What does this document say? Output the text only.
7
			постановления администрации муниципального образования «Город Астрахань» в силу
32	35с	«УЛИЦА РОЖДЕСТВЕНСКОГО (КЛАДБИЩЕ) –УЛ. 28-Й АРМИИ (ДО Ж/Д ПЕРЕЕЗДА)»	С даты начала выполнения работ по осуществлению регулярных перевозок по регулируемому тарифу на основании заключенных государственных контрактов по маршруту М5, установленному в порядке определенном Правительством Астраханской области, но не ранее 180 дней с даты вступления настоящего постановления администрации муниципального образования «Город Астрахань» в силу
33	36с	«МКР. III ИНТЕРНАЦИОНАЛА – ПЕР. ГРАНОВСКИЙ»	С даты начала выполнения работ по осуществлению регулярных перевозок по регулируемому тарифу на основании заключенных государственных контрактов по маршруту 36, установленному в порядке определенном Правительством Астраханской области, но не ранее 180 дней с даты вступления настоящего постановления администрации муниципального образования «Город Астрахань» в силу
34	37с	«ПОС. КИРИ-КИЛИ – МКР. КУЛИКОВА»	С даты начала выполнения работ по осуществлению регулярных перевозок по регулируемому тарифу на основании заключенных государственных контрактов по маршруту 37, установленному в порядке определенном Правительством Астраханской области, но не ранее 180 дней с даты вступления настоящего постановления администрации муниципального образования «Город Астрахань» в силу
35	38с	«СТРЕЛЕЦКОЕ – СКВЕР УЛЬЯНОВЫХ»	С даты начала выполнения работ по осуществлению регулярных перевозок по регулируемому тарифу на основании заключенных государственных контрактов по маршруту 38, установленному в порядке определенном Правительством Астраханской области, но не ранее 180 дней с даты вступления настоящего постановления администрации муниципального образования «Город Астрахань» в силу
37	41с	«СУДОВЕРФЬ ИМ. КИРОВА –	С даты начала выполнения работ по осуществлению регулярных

____________

- [Set problem]:
Quote all the records. Keep every word exact.

- [Response to the task]:
What does this document say? Output the text only.
7
			постановления администрации муниципального образования «Город Астрахань» в силу
32	35с	«УЛИЦА РОЖДЕСТВЕНСКОГО (КЛАДБИЩЕ) –УЛ. 28-Й АРМИИ (ДО Ж/Д ПЕРЕЕЗДА)»	С даты начала выполнения работ по осуществлению регулярных перевозок по регулируемому тарифу на основании заключенных государственных контрактов по маршруту М5, установленному в порядке определенном Правительством Астраханской области, но не ранее 180 дней с даты вступления настоящего постановления администрации муниципального образования «Город Астрахань» в силу
33	36с	«МКР. III ИНТЕРНАЦИОНАЛА – ПЕР. ГРАНОВСКИЙ»	С даты начала выполнения работ по осуществлению регулярных перевозок по регулируемому тарифу на основании заключенных государственных контрактов по маршруту 36, установленному в порядке определенном Правительством Астраханской области, но не ранее 180 дней с даты вступления настоящего постановления администрации муниципального образования «Город Астрахань» в силу
34	37с	«ПОС. КИРИ-КИЛИ – МКР. КУЛИКОВА»	С даты начала выполнения работ по осуществлению регулярных перевозок по регулируемому тарифу на основании заключенных государственных контрактов по маршруту 37, установленному в порядке определенном Правительством Астраханской области, но не ранее 180 дней с даты вступления настоящего постановления администрации муниципального образования «Город Астрахань» в силу
35	38с	«СТРЕЛЕЦКОЕ – СКВЕР УЛЬЯНОВЫХ»	С даты начала выполнения работ по осуществлению регулярных перевозок по регулируемому тарифу на основании заключенных государственных контрактов по маршруту 38, установленному в порядке определенном Правительством Астраханской области, но не ранее 180 дней с даты вступления настоящего постановления администрации муниципального образования «Город Астрахань» в силу
37	41с	«СУДОВЕРФЬ ИМ. КИРОВА –	С даты начала выполнения работ по осуществлению регулярных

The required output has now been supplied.